_Work to do_:
Write out every single entry exactly.

_Data to process_:
....
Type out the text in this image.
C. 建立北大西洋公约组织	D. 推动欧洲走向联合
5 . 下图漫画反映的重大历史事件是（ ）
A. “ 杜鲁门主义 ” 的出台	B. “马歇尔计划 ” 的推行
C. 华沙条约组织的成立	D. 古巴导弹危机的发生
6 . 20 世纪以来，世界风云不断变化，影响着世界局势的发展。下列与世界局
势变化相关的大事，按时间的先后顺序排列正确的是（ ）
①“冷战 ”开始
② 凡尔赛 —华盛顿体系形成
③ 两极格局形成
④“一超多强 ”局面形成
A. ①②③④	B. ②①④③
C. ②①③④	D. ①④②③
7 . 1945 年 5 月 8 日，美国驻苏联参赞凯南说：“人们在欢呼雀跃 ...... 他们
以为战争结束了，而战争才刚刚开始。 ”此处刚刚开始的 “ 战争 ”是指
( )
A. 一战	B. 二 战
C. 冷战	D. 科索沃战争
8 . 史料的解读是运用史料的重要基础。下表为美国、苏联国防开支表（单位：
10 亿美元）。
....
_Task output_:
Type out the text in this image.
C. 建立北大西洋公约组织	D. 推动欧洲走向联合
5 . 下图漫画反映的重大历史事件是（ ）
A. “ 杜鲁门主义 ” 的出台	B. “马歇尔计划 ” 的推行
C. 华沙条约组织的成立	D. 古巴导弹危机的发生
6 . 20 世纪以来，世界风云不断变化，影响着世界局势的发展。下列与世界局
势变化相关的大事，按时间的先后顺序排列正确的是（ ）
①“冷战 ”开始
② 凡尔赛 —华盛顿体系形成
③ 两极格局形成
④“一超多强 ”局面形成
A. ①②③④	B. ②①④③
C. ②①③④	D. ①④②③
7 . 1945 年 5 月 8 日，美国驻苏联参赞凯南说：“人们在欢呼雀跃 ...... 他们
以为战争结束了，而战争才刚刚开始。 ”此处刚刚开始的 “ 战争 ”是指
( )
A. 一战	B. 二 战
C. 冷战	D. 科索沃战争
8 . 史料的解读是运用史料的重要基础。下表为美国、苏联国防开支表（单位：
10 亿美元）。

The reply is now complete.